--- DATA IN THIS EXERCISE ---
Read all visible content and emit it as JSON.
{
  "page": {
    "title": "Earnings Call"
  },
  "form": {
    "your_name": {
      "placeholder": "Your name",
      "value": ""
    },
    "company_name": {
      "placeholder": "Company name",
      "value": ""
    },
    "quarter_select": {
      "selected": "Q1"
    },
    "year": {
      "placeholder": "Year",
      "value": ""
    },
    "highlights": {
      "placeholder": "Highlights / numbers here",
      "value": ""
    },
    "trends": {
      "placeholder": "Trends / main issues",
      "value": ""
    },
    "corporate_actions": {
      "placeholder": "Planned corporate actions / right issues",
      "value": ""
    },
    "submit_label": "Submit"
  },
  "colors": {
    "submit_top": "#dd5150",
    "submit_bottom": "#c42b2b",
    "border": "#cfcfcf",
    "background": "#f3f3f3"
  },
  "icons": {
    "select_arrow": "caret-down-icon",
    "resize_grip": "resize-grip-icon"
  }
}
---
# [GIVEN PROBLEM]
Transcribe the entire listing above precisely.

# [EXERCISE RESULT]
Read all visible content and emit it as JSON.
{
  "page": {
    "title": "Earnings Call"
  },
  "form": {
    "your_name": {
      "placeholder": "Your name",
      "value": ""
    },
    "company_name": {
      "placeholder": "Company name",
      "value": ""
    },
    "quarter_select": {
      "selected": "Q1"
    },
    "year": {
      "placeholder": "Year",
      "value": ""
    },
    "highlights": {
      "placeholder": "Highlights / numbers here",
      "value": ""
    },
    "trends": {
      "placeholder": "Trends / main issues",
      "value": ""
    },
    "corporate_actions": {
      "placeholder": "Planned corporate actions / right issues",
      "value": ""
    },
    "submit_label": "Submit"
  },
  "colors": {
    "submit_top": "#dd5150",
    "submit_bottom": "#c42b2b",
    "border": "#cfcfcf",
    "background": "#f3f3f3"
  },
  "icons": {
    "select_arrow": "caret-down-icon",
    "resize_grip": "resize-grip-icon"
  }
}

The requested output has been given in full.